#### [Short problem]
Go through the listing below and gather every line with the word "KRANJČEVIĆA".
<<<<
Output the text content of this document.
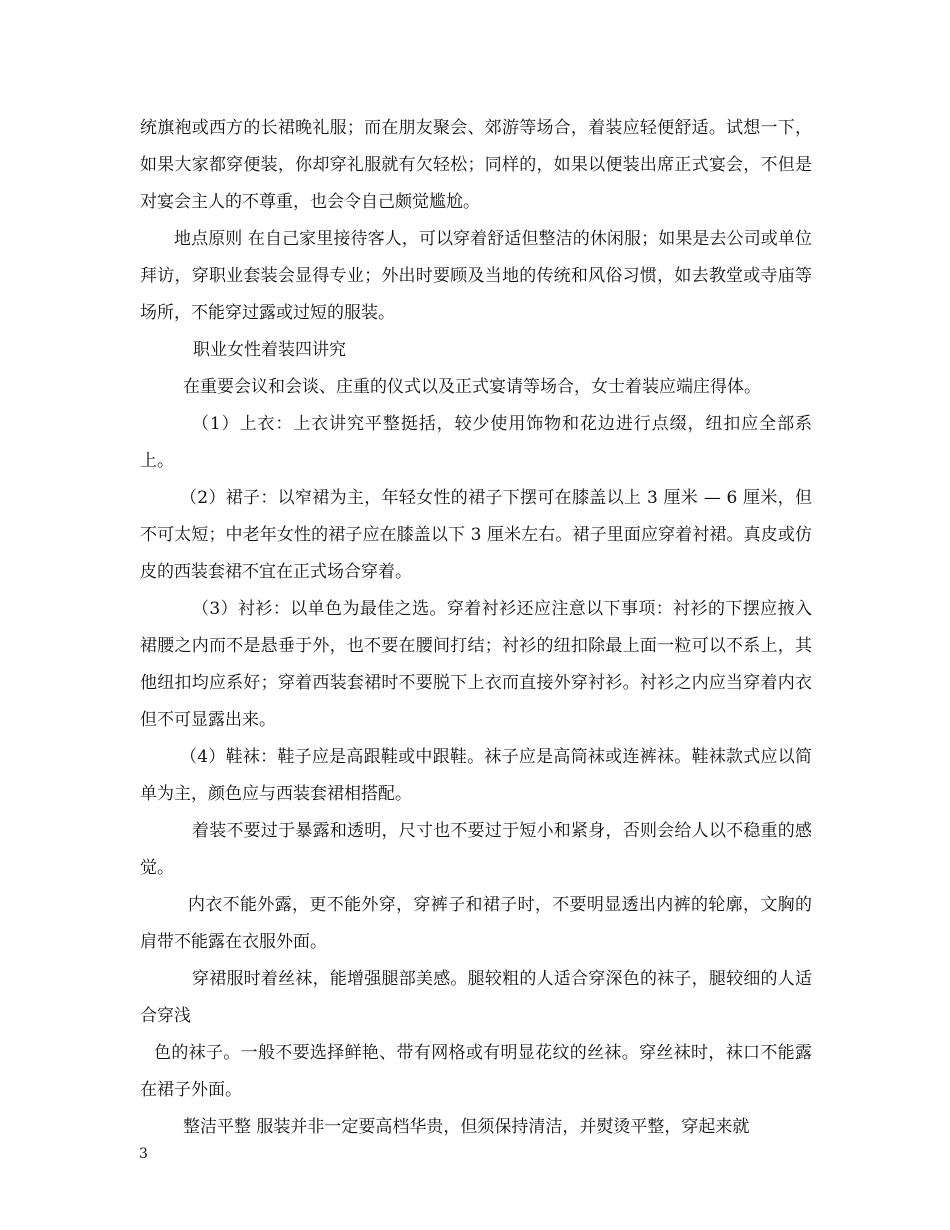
统旗袍或西方的长裙晚礼服；而在朋友聚会、郊游等场合，着装应轻便舒适。试想一下，如果大家都穿便装，你却穿礼服就有欠轻松；同样的，如果以便装出席正式宴会，不但是对宴会主人的不尊重，也会令自己颇觉尴尬。

地点原则 在自己家里接待客人，可以穿着舒适但整洁的休闲服；如果是去公司或单位拜访，穿职业套装会显得专业；外出时要顾及当地的传统和风俗习惯，如去教堂或寺庙等场所，不能穿过露或过短的服装。

职业女性着装四讲究

在重要会议和会谈、庄重的仪式以及正式宴请等场合，女士着装应端庄得体。

（1）上衣：上衣讲究平整挺括，较少使用饰物和花边进行点缀，纽扣应全部系上。

（2）裙子：以窄裙为主，年轻女性的裙子下摆可在膝盖以上 3 厘米 — 6 厘米，但不可太短；中老年女性的裙子应在膝盖以下 3 厘米左右。裙子里面应穿着衬裙。真皮或仿皮的西装套裙不宜在正式场合穿着。

（3）衬衫：以单色为最佳之选。穿着衬衫还应注意以下事项：衬衫的下摆应掖入裙腰之内而不是悬垂于外，也不要在腰间打结；衬衫的纽扣除最上面一粒可以不系上，其他纽扣均应系好；穿着西装套裙时不要脱下上衣而直接外穿衬衫。衬衫之内应当穿着内衣但不可显露出来。

（4）鞋袜：鞋子应是高跟鞋或中跟鞋。袜子应是高筒袜或连裤袜。鞋袜款式应以简单为主，颜色应与西装套裙相搭配。

着装不要过于暴露和透明，尺寸也不要过于短小和紧身，否则会给人以不稳重的感觉。

内衣不能外露，更不能外穿，穿裤子和裙子时，不要明显透出内裤的轮廓，文胸的肩带不能露在衣服外面。

穿裙服时着丝袜，能增强腿部美感。腿较粗的人适合穿深色的袜子，腿较细的人适合穿浅

色的袜子。一般不要选择鲜艳、带有网格或有明显花纹的丝袜。穿丝袜时，袜口不能露在裙子外面。

整洁平整 服装并非一定要高档华贵，但须保持清洁，并熨烫平整，穿起来就

3
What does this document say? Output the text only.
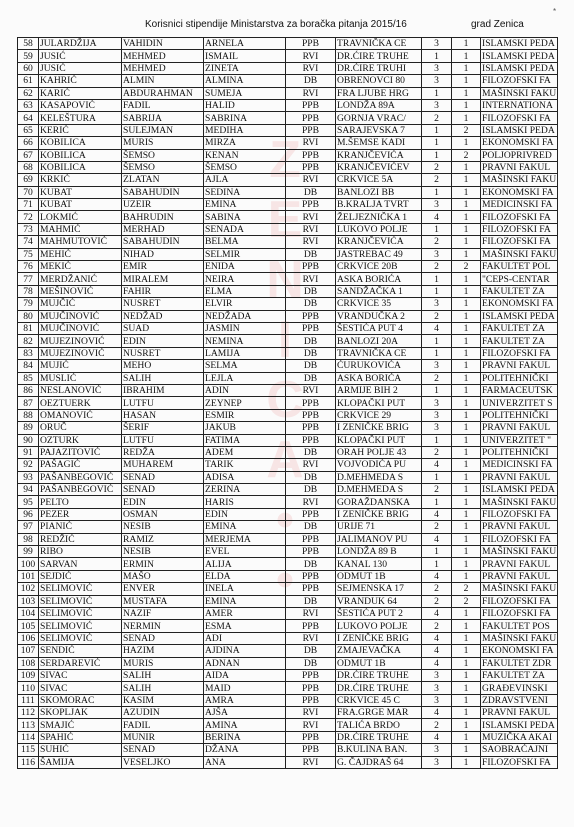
Korisnici stipendije Ministarstva za boračka pitanja 2015/16	grad Zenica
*
Z
E
N
I
C
A
•
•
58	JULARDŽIJA	VAHIDIN	ARNELA	PPB	TRAVNIČKA CE	3	1	ISLAMSKI PEDA
59	JUSIĆ	MEHMED	ISMAIL	RVI	DR.ĆIRE TRUHE	1	1	ISLAMSKI PEDA
60	JUSIĆ	MEHMED	ZINETA	RVI	DR.ĆIRE TRUHI	3	1	ISLAMSKI PEDA
61	KAHRIĆ	ALMIN	ALMINA	DB	OBRENOVCI 80	3	1	FILOZOFSKI FA
62	KARIĆ	ABDURAHMAN	SUMEJA	RVI	FRA LJUBE HRG	1	1	MAŠINSKI FAKU
63	KASAPOVIĆ	FADIL	HALID	PPB	LONDŽA 89A	3	1	INTERNATIONA
64	KELEŠTURA	SABRIJA	SABRINA	PPB	GORNJA VRAC/	2	1	FILOZOFSKI FA
65	KERIĆ	SULEJMAN	MEDIHA	PPB	SARAJEVSKA 7	1	2	ISLAMSKI PEDA
66	KOBILICA	MURIS	MIRZA	RVI	M.ŠEMSE KADI	1	1	EKONOMSKI FA
67	KOBILICA	ŠEMSO	KENAN	PPB	KRANJČEVIĆA	1	2	POLJOPRIVRED
68	KOBILICA	ŠEMSO	ŠEMSO	PPB	KRANJČEVIĆEV	2	1	PRAVNI FAKUL
69	KRKIĆ	ZLATAN	AJLA	RVI	CRKVICE 5A	2	1	MAŠINSKI FAKU
70	KUBAT	SABAHUDIN	SEDINA	DB	BANLOZI BB	1	1	EKONOMSKI FA
71	KUBAT	UZEIR	EMINA	PPB	B.KRALJA TVRT	3	1	MEDICINSKI FA
72	LOKMIĆ	BAHRUDIN	SABINA	RVI	ŽELJEZNIČKA 1	4	1	FILOZOFSKI FA
73	MAHMIĆ	MERHAD	SENADA	RVI	LUKOVO POLJE	1	1	FILOZOFSKI FA
74	MAHMUTOVIĆ	SABAHUDIN	BELMA	RVI	KRANJČEVIĆA	2	1	FILOZOFSKI FA
75	MEHIĆ	NIHAD	SELMIR	DB	JASTREBAC 49	3	1	MAŠINSKI FAKU
76	MEKIĆ	EMIR	ENIDA	PPB	CRKVICE 20B	2	2	FAKULTET POL
77	MERDŽANIĆ	MIRALEM	NEIRA	RVI	ASKA BORIĆA	1	1	"CEPS-CENTAR
78	MEŠINOVIĆ	FAHIR	ELMA	DB	SANDŽAČKA 1	1	1	FAKULTET ZA
79	MUJČIĆ	NUSRET	ELVIR	DB	CRKVICE 35	3	1	EKONOMSKI FA
80	MUJČINOVIĆ	NEDŽAD	NEDŽADA	PPB	VRANDUČKA 2	2	1	ISLAMSKI PEDA
81	MUJČINOVIĆ	SUAD	JASMIN	PPB	ŠESTIĆA PUT 4	4	1	FAKULTET ZA
82	MUJEZINOVIĆ	EDIN	NEMINA	DB	BANLOZI 20A	1	1	FAKULTET ZA
83	MUJEZINOVIĆ	NUSRET	LAMIJA	DB	TRAVNIČKA CE	1	1	FILOZOFSKI FA
84	MUJIĆ	MEHO	SELMA	DB	ĆURUKOVIĆA	3	1	PRAVNI FAKUL
85	MUSLIĆ	SALIH	LEJLA	DB	ASKA BORIĆA	2	1	POLITEHNIČKI
86	NESLANOVIĆ	IBRAHIM	ADIN	RVI	ARMIJE BIH 2	1	1	FARMACEUTSK
87	OEZTUERK	LUTFU	ZEYNEP	PPB	KLOPAČKI PUT	3	1	UNIVERZITET S
88	OMANOVIĆ	HASAN	ESMIR	PPB	CRKVICE 29	3	1	POLITEHNIČKI
89	ORUČ	ŠERIF	JAKUB	PPB	I ZENIČKE BRIG	3	1	PRAVNI FAKUL
90	OZTURK	LUTFU	FATIMA	PPB	KLOPAČKI PUT	1	1	UNIVERZITET "
91	PAJAZITOVIĆ	REDŽA	ADEM	DB	ORAH POLJE 43	2	1	POLITEHNIČKI
92	PAŠAGIĆ	MUHAREM	TARIK	RVI	VOJVODIĆA PU	4	1	MEDICINSKI FA
93	PAŠANBEGOVIĆ	SENAD	ADISA	DB	D.MEHMEDA S	1	1	PRAVNI FAKUL
94	PAŠANBEGOVIĆ	SENAD	ZERINA	DB	D.MEHMEDA S	2	1	ISLAMSKI PEDA
95	PELTO	EDIN	HARIS	RVI	GORAŽDANSKA	1	1	MAŠINSKI FAKU
96	PEZER	OSMAN	EDIN	PPB	I ZENIČKE BRIG	4	1	FILOZOFSKI FA
97	PIANIĆ	NESIB	EMINA	DB	URIJE 71	2	1	PRAVNI FAKUL
98	REDŽIĆ	RAMIZ	MERJEMA	PPB	JALIMANOV PU	4	1	FILOZOFSKI FA
99	RIBO	NESIB	EVEL	PPB	LONDŽA 89 B	1	1	MAŠINSKI FAKU
100	SARVAN	ERMIN	ALIJA	DB	KANAL 130	1	1	PRAVNI FAKUL
101	SEJDIĆ	MAŠO	ELDA	PPB	ODMUT 1B	4	1	PRAVNI FAKUL
102	SELIMOVIĆ	ENVER	INELA	PPB	SEJMENSKA 17	2	2	MAŠINSKI FAKU
103	SELIMOVIĆ	MUSTAFA	EMINA	DB	VRANDUK 64	2	2	FILOZOFSKI FA
104	SELIMOVIĆ	NAZIF	AMER	RVI	ŠESTIĆA PUT 2	4	1	FILOZOFSKI FA
105	SELIMOVIĆ	NERMIN	ESMA	PPB	LUKOVO POLJE	2	1	FAKULTET POS
106	SELIMOVIĆ	SENAD	ADI	RVI	I ZENIČKE BRIG	4	1	MAŠINSKI FAKU
107	SENDIĆ	HAZIM	AJDINA	DB	ZMAJEVAČKA	4	1	EKONOMSKI FA
108	SERDAREVIĆ	MURIS	ADNAN	DB	ODMUT 1B	4	1	FAKULTET ZDR
109	SIVAC	SALIH	AIDA	PPB	DR.ĆIRE TRUHE	3	1	FAKULTET ZA
110	SIVAC	SALIH	MAID	PPB	DR.ĆIRE TRUHE	3	1	GRAĐEVINSKI
111	SKOMORAC	KASIM	AMRA	PPB	CRKVICE 45 C	3	1	ZDRAVSTVENI
112	SKOPLJAK	AZUDIN	AJŠA	RVI	FRA.GRGE MAR	4	1	PRAVNI FAKUL
113	SMAJIĆ	FADIL	AMINA	RVI	TALIĆA BRDO	2	1	ISLAMSKI PEDA
114	SPAHIĆ	MUNIR	BERINA	PPB	DR.ĆIRE TRUHE	4	1	MUZIČKA AKAI
115	SUHIĆ	SENAD	DŽANA	PPB	B.KULINA BAN.	3	1	SAOBRAĆAJNI
116	ŠAMIJA	VESELJKO	ANA	RVI	G. ČAJDRAŠ 64	3	1	FILOZOFSKI FA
>>>>
#### [Completed exercise]
67	KOBILICA	ŠEMSO	KENAN	PPB	KRANJČEVIĆA	1	2	POLJOPRIVRED
74	MAHMUTOVIĆ	SABAHUDIN	BELMA	RVI	KRANJČEVIĆA	2	1	FILOZOFSKI FA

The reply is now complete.